Output every line below without omitting or altering anything.

◆ Stored entries:
:::
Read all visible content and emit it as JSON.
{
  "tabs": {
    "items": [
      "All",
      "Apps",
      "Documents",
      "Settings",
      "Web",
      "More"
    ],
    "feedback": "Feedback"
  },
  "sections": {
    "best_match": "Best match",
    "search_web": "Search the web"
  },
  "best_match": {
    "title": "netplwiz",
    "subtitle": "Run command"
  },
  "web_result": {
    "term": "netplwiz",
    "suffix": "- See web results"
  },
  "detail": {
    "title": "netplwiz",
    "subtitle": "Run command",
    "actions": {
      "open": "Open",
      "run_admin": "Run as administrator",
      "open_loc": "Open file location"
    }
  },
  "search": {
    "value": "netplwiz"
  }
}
:::
◆ Result below:
Read all visible content and emit it as JSON.
{
  "tabs": {
    "items": [
      "All",
      "Apps",
      "Documents",
      "Settings",
      "Web",
      "More"
    ],
    "feedback": "Feedback"
  },
  "sections": {
    "best_match": "Best match",
    "search_web": "Search the web"
  },
  "best_match": {
    "title": "netplwiz",
    "subtitle": "Run command"
  },
  "web_result": {
    "term": "netplwiz",
    "suffix": "- See web results"
  },
  "detail": {
    "title": "netplwiz",
    "subtitle": "Run command",
    "actions": {
      "open": "Open",
      "run_admin": "Run as administrator",
      "open_loc": "Open file location"
    }
  },
  "search": {
    "value": "netplwiz"
  }
}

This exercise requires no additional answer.